**YOUR TASK**:
Pick out every line with the word "DRIVE" and copy it.

[Records about charts and figures]
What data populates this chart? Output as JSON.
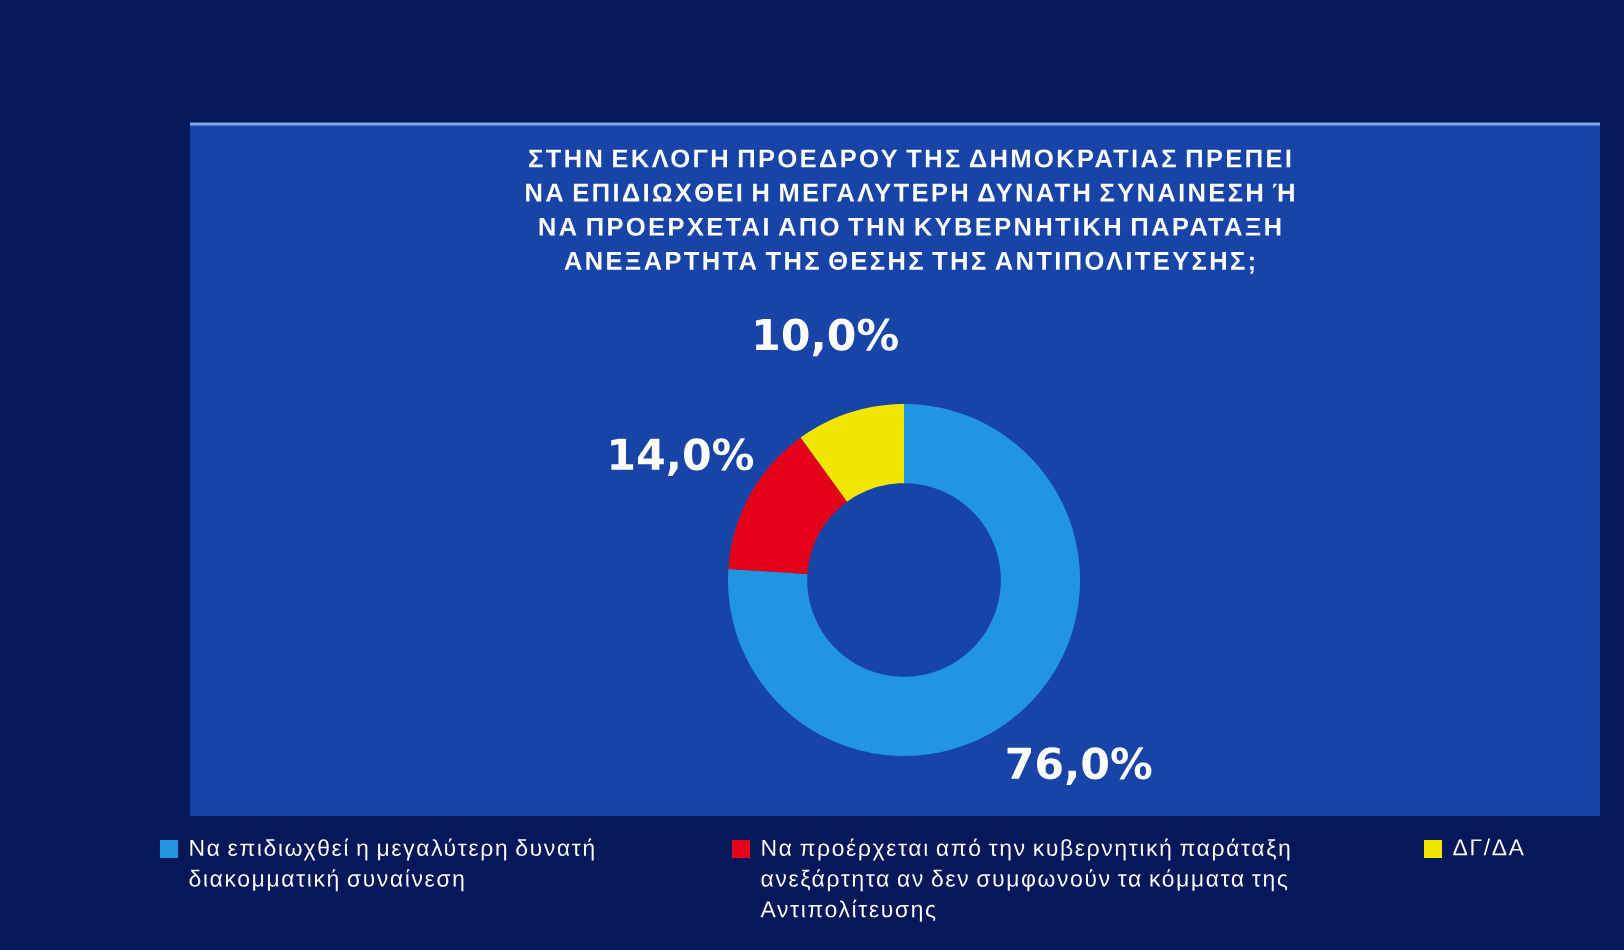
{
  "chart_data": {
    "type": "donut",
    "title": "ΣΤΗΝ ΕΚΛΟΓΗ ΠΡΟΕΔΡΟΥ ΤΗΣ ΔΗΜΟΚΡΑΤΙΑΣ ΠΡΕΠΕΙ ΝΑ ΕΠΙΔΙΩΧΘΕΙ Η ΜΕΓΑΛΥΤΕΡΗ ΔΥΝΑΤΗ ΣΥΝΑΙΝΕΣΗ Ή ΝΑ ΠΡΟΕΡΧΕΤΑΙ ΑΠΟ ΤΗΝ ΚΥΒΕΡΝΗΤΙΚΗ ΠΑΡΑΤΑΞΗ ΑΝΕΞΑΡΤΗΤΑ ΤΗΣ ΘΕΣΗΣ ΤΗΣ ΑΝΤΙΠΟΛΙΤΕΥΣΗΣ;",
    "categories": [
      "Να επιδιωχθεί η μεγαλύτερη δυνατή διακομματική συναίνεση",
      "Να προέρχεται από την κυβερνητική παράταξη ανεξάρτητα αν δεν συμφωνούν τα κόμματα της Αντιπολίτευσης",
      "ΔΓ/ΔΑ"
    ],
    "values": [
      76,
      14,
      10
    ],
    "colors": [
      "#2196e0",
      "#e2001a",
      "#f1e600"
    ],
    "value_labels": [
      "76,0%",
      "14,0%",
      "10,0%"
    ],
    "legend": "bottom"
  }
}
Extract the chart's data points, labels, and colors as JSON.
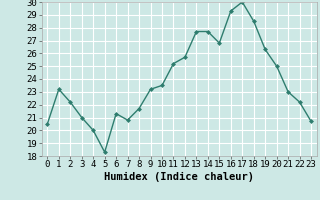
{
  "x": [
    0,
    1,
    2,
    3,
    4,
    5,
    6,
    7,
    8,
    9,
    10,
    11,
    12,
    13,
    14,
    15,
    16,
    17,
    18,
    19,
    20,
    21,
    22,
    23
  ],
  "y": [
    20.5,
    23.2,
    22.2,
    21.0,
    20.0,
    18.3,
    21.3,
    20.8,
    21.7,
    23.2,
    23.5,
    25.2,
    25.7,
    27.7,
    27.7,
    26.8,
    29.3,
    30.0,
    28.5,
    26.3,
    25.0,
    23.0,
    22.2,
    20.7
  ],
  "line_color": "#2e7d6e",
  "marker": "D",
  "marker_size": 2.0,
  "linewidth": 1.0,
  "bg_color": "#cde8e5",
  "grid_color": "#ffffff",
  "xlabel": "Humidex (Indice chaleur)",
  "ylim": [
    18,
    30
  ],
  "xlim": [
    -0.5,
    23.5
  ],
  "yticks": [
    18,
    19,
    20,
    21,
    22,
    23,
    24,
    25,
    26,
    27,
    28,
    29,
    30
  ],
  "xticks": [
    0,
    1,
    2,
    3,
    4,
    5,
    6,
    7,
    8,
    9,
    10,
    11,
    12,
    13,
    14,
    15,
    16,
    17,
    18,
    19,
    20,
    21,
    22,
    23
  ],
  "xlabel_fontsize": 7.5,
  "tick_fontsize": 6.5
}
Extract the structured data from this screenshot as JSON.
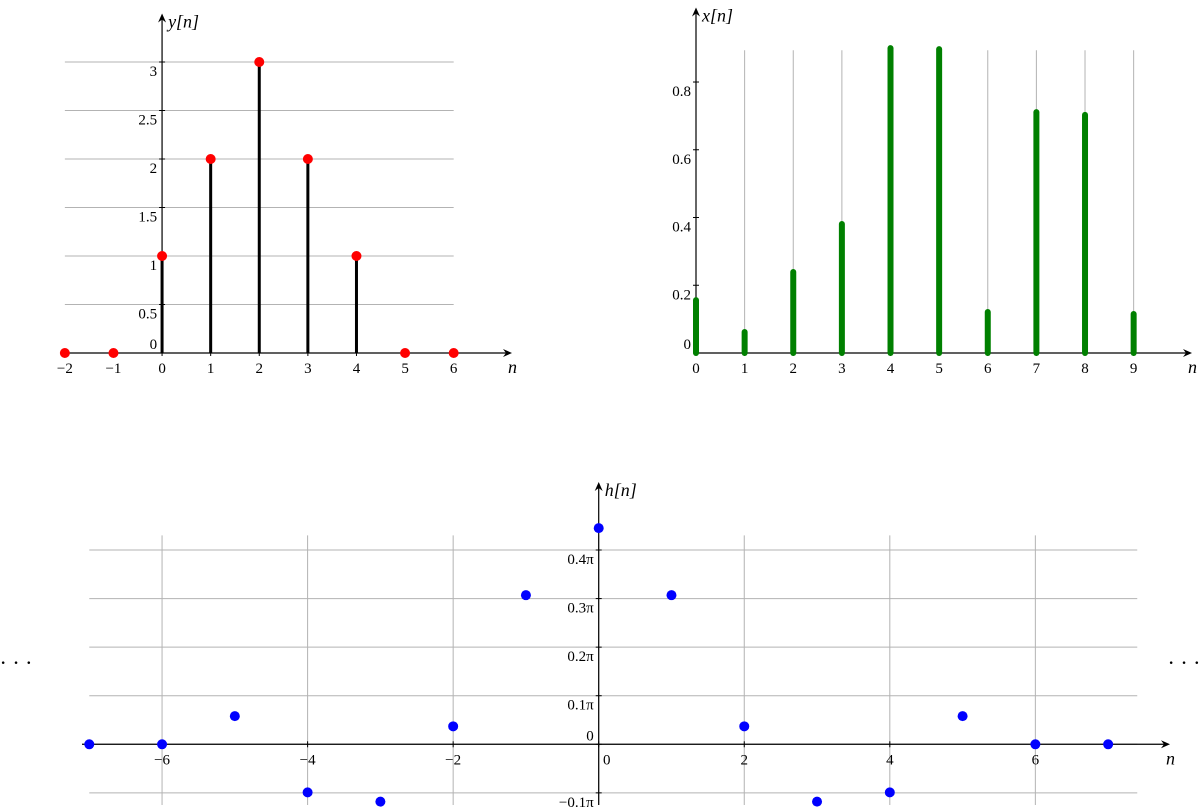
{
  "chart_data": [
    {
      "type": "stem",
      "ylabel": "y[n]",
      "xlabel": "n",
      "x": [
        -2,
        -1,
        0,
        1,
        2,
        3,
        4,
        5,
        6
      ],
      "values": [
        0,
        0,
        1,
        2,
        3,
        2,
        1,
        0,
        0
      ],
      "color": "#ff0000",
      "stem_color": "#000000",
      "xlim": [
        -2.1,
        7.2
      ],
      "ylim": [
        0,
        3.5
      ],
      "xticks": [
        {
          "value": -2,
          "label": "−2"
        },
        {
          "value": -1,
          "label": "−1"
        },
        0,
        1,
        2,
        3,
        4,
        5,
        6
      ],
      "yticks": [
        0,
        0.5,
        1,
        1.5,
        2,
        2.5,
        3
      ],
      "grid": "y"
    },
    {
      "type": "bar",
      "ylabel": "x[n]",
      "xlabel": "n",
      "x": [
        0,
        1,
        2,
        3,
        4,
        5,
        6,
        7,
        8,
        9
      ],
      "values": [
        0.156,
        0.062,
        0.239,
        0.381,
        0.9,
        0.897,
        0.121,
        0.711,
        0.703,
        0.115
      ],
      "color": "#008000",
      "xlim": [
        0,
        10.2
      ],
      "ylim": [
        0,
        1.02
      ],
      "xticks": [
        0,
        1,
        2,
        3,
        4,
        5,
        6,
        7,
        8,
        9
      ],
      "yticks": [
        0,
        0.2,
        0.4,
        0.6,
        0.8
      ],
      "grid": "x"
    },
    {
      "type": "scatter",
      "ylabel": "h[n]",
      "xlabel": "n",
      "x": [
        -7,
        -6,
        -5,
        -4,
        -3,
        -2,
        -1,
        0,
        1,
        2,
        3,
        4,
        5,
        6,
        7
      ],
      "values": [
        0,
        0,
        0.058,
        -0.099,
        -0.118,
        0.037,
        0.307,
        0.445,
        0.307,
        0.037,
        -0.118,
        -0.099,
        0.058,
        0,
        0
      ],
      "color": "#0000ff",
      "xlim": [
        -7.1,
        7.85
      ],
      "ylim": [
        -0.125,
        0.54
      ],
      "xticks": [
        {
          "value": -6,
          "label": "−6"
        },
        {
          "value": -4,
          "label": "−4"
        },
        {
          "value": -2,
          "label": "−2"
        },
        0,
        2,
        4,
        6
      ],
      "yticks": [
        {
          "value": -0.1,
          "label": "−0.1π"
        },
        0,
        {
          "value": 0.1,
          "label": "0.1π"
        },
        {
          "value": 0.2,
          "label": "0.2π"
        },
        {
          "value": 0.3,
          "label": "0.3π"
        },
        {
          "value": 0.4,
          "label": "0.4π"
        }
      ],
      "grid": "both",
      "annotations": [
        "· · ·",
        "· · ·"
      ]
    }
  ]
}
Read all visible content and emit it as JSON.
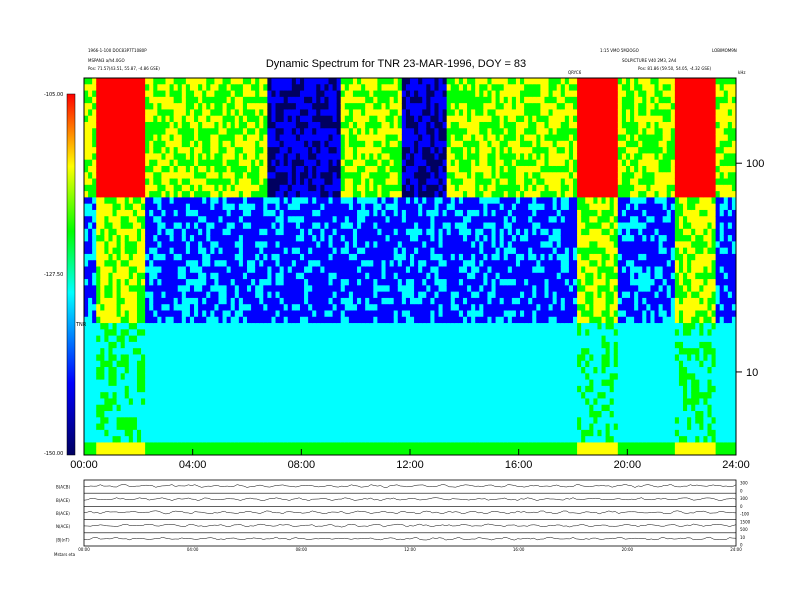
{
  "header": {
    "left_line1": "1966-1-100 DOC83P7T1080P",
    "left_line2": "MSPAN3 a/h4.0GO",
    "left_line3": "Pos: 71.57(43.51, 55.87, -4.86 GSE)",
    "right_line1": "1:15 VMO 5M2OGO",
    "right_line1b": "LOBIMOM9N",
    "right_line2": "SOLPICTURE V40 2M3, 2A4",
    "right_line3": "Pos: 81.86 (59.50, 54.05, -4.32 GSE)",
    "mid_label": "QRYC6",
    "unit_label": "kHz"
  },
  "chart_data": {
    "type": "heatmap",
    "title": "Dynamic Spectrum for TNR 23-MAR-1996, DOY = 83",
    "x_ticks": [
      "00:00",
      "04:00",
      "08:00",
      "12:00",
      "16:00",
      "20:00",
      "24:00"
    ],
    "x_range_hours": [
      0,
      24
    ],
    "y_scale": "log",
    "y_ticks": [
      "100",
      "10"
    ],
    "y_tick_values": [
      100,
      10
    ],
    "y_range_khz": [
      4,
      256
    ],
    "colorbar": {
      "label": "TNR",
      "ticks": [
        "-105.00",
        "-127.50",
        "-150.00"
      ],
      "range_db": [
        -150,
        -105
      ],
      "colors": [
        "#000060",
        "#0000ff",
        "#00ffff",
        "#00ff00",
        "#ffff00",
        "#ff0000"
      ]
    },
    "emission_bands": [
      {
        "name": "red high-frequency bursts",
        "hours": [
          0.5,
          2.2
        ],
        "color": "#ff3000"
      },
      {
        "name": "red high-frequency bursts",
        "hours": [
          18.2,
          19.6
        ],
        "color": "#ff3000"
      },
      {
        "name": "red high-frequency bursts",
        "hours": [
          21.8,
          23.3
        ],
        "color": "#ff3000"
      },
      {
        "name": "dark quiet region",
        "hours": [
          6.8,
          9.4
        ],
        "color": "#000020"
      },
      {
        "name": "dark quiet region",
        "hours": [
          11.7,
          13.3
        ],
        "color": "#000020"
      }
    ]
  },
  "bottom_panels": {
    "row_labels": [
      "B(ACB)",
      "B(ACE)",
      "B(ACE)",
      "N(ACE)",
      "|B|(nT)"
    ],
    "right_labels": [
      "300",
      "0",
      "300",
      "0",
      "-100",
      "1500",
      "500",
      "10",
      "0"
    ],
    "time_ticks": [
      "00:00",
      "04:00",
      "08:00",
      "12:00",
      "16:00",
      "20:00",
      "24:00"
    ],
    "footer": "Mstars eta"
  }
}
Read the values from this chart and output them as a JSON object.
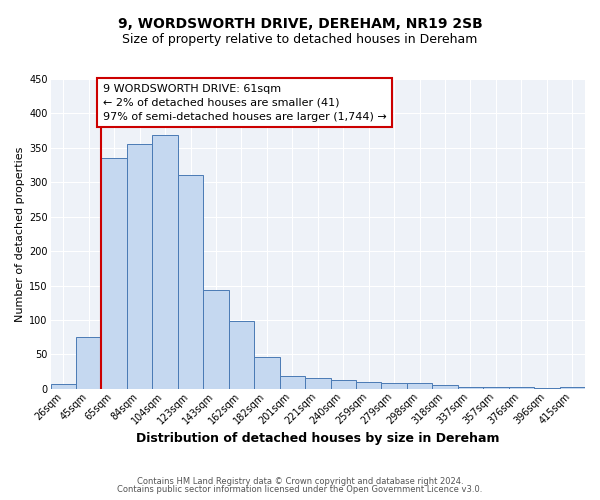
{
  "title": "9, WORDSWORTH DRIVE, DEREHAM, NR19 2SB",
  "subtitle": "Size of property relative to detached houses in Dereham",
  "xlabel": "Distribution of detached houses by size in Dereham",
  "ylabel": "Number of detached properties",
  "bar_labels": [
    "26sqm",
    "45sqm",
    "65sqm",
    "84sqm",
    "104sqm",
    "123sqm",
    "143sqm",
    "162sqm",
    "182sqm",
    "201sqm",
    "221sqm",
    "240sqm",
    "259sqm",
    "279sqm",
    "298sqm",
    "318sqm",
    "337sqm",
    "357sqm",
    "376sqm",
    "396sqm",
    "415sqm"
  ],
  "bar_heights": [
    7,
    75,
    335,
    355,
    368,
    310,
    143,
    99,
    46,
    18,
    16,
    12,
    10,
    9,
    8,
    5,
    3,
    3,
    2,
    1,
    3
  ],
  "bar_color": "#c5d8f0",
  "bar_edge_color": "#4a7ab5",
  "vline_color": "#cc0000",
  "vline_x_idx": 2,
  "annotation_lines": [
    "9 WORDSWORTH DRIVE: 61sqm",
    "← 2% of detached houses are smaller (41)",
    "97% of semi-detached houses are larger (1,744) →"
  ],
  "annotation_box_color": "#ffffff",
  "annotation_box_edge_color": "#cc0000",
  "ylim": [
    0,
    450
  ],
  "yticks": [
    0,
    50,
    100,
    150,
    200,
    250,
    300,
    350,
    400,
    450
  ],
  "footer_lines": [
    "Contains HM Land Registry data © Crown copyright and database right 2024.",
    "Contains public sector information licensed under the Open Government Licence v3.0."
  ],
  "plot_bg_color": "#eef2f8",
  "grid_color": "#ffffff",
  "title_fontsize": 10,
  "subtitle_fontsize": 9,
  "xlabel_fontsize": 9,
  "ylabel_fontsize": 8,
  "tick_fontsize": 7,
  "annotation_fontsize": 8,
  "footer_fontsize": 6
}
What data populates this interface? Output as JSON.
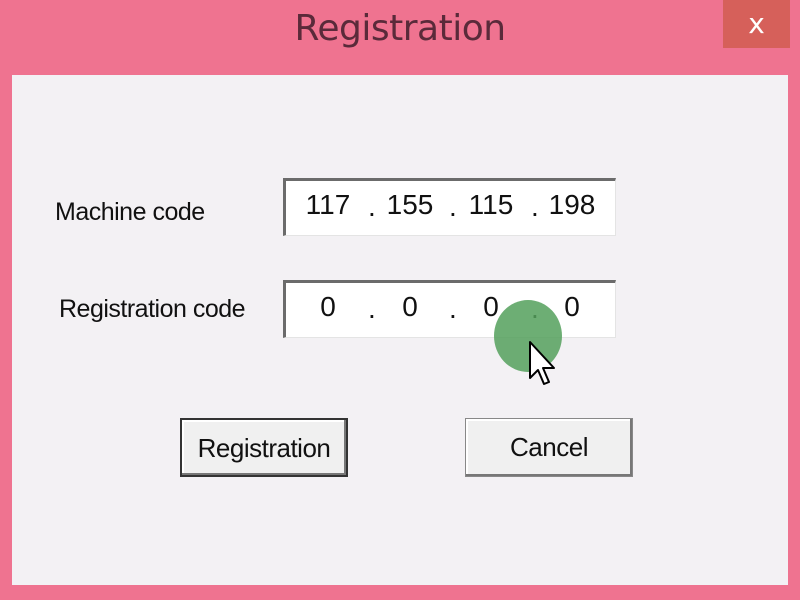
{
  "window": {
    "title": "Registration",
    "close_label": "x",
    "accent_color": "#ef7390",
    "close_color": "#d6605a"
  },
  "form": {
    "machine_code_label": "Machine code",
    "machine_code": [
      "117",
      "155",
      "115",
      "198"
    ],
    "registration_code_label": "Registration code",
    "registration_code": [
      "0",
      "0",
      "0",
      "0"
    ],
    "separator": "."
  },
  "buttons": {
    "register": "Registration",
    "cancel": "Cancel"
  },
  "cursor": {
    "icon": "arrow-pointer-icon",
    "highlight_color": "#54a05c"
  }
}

**EXERCISE OUTPUT**:
  "title": "9, WORDSWORTH DRIVE, DEREHAM, NR19 2SB",
    "9 WORDSWORTH DRIVE: 61sqm",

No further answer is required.